§ Input material:

· · · · · · ·

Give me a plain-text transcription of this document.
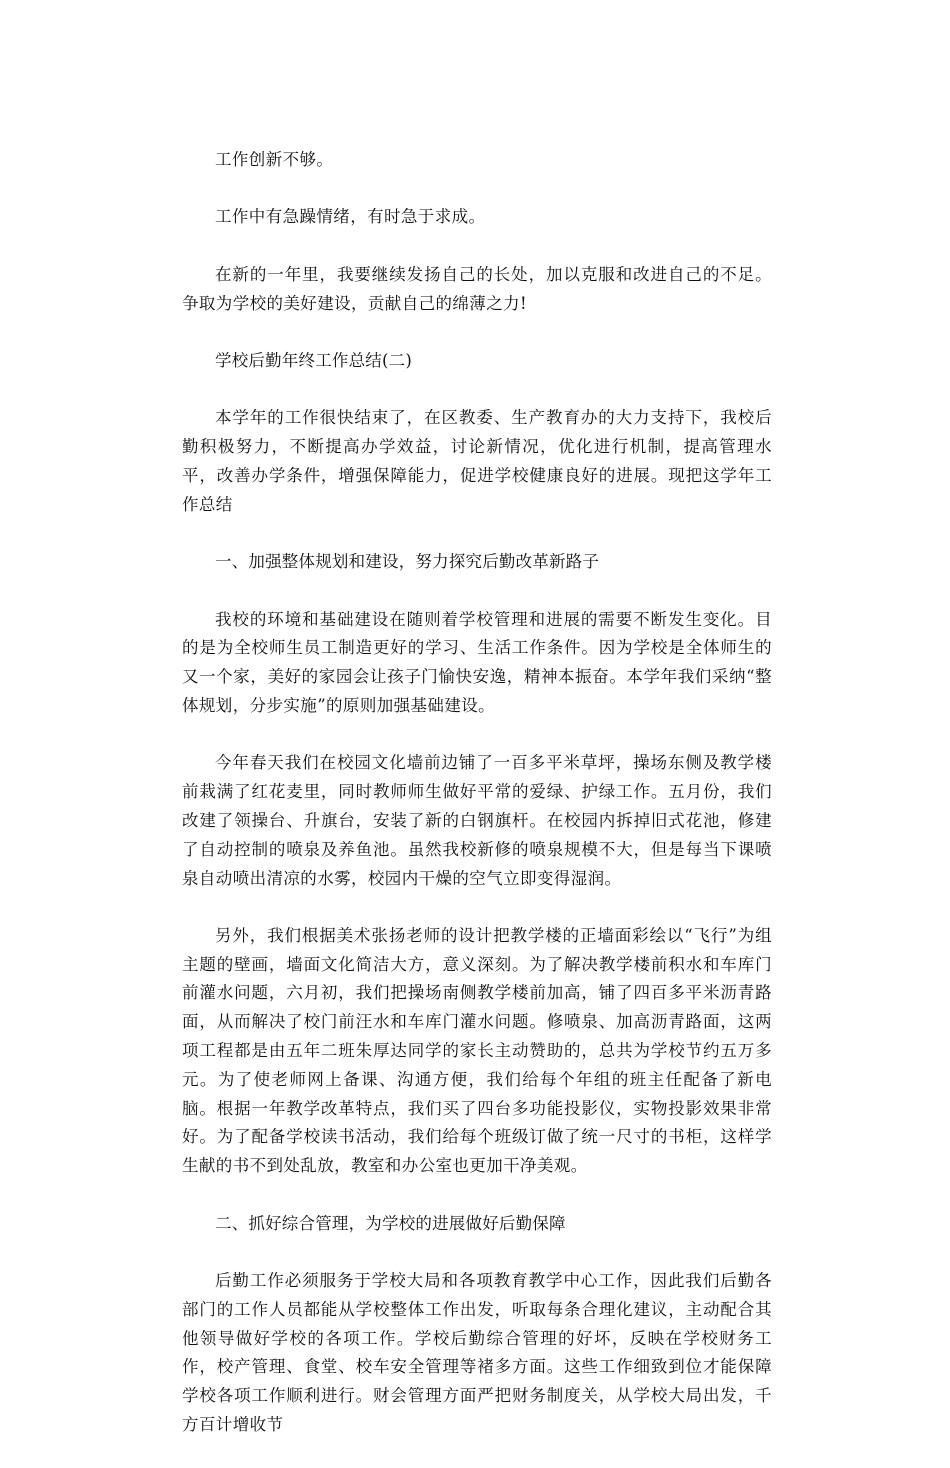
工作创新不够。

工作中有急躁情绪，有时急于求成。

在新的一年里，我要继续发扬自己的长处，加以克服和改进自己的不足。争取为学校的美好建设，贡献自己的绵薄之力!

学校后勤年终工作总结(二)

本学年的工作很快结束了，在区教委、生产教育办的大力支持下，我校后勤积极努力，不断提高办学效益，讨论新情况，优化进行机制，提高管理水平，改善办学条件，增强保障能力，促进学校健康良好的进展。现把这学年工作总结

一、加强整体规划和建设，努力探究后勤改革新路子

我校的环境和基础建设在随则着学校管理和进展的需要不断发生变化。目的是为全校师生员工制造更好的学习、生活工作条件。因为学校是全体师生的又一个家，美好的家园会让孩子门愉快安逸，精神本振奋。本学年我们采纳“整体规划，分步实施”的原则加强基础建设。

今年春天我们在校园文化墙前边铺了一百多平米草坪，操场东侧及教学楼前栽满了红花麦里，同时教师师生做好平常的爱绿、护绿工作。五月份，我们改建了领操台、升旗台，安装了新的白钢旗杆。在校园内拆掉旧式花池，修建了自动控制的喷泉及养鱼池。虽然我校新修的喷泉规模不大，但是每当下课喷泉自动喷出清凉的水雾，校园内干燥的空气立即变得湿润。

另外，我们根据美术张扬老师的设计把教学楼的正墙面彩绘以“飞行”为组主题的壁画，墙面文化简洁大方，意义深刻。为了解决教学楼前积水和车库门前灌水问题，六月初，我们把操场南侧教学楼前加高，铺了四百多平米沥青路面，从而解决了校门前汪水和车库门灌水问题。修喷泉、加高沥青路面，这两项工程都是由五年二班朱厚达同学的家长主动赞助的，总共为学校节约五万多元。为了使老师网上备课、沟通方便，我们给每个年组的班主任配备了新电脑。根据一年教学改革特点，我们买了四台多功能投影仪，实物投影效果非常好。为了配备学校读书活动，我们给每个班级订做了统一尺寸的书柜，这样学生献的书不到处乱放，教室和办公室也更加干净美观。

二、抓好综合管理，为学校的进展做好后勤保障

后勤工作必须服务于学校大局和各项教育教学中心工作，因此我们后勤各部门的工作人员都能从学校整体工作出发，听取每条合理化建议，主动配合其他领导做好学校的各项工作。学校后勤综合管理的好坏，反映在学校财务工作，校产管理、食堂、校车安全管理等褚多方面。这些工作细致到位才能保障学校各项工作顺利进行。财会管理方面严把财务制度关，从学校大局出发，千方百计增收节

· · · · · · ·

Quote the records above exactly, leaving out any pictures.

Give me a plain-text transcription of this document.
工作创新不够。

工作中有急躁情绪，有时急于求成。

在新的一年里，我要继续发扬自己的长处，加以克服和改进自己的不足。争取为学校的美好建设，贡献自己的绵薄之力!

学校后勤年终工作总结(二)

本学年的工作很快结束了，在区教委、生产教育办的大力支持下，我校后勤积极努力，不断提高办学效益，讨论新情况，优化进行机制，提高管理水平，改善办学条件，增强保障能力，促进学校健康良好的进展。现把这学年工作总结

一、加强整体规划和建设，努力探究后勤改革新路子

我校的环境和基础建设在随则着学校管理和进展的需要不断发生变化。目的是为全校师生员工制造更好的学习、生活工作条件。因为学校是全体师生的又一个家，美好的家园会让孩子门愉快安逸，精神本振奋。本学年我们采纳“整体规划，分步实施”的原则加强基础建设。

今年春天我们在校园文化墙前边铺了一百多平米草坪，操场东侧及教学楼前栽满了红花麦里，同时教师师生做好平常的爱绿、护绿工作。五月份，我们改建了领操台、升旗台，安装了新的白钢旗杆。在校园内拆掉旧式花池，修建了自动控制的喷泉及养鱼池。虽然我校新修的喷泉规模不大，但是每当下课喷泉自动喷出清凉的水雾，校园内干燥的空气立即变得湿润。

另外，我们根据美术张扬老师的设计把教学楼的正墙面彩绘以“飞行”为组主题的壁画，墙面文化简洁大方，意义深刻。为了解决教学楼前积水和车库门前灌水问题，六月初，我们把操场南侧教学楼前加高，铺了四百多平米沥青路面，从而解决了校门前汪水和车库门灌水问题。修喷泉、加高沥青路面，这两项工程都是由五年二班朱厚达同学的家长主动赞助的，总共为学校节约五万多元。为了使老师网上备课、沟通方便，我们给每个年组的班主任配备了新电脑。根据一年教学改革特点，我们买了四台多功能投影仪，实物投影效果非常好。为了配备学校读书活动，我们给每个班级订做了统一尺寸的书柜，这样学生献的书不到处乱放，教室和办公室也更加干净美观。

二、抓好综合管理，为学校的进展做好后勤保障

后勤工作必须服务于学校大局和各项教育教学中心工作，因此我们后勤各部门的工作人员都能从学校整体工作出发，听取每条合理化建议，主动配合其他领导做好学校的各项工作。学校后勤综合管理的好坏，反映在学校财务工作，校产管理、食堂、校车安全管理等褚多方面。这些工作细致到位才能保障学校各项工作顺利进行。财会管理方面严把财务制度关，从学校大局出发，千方百计增收节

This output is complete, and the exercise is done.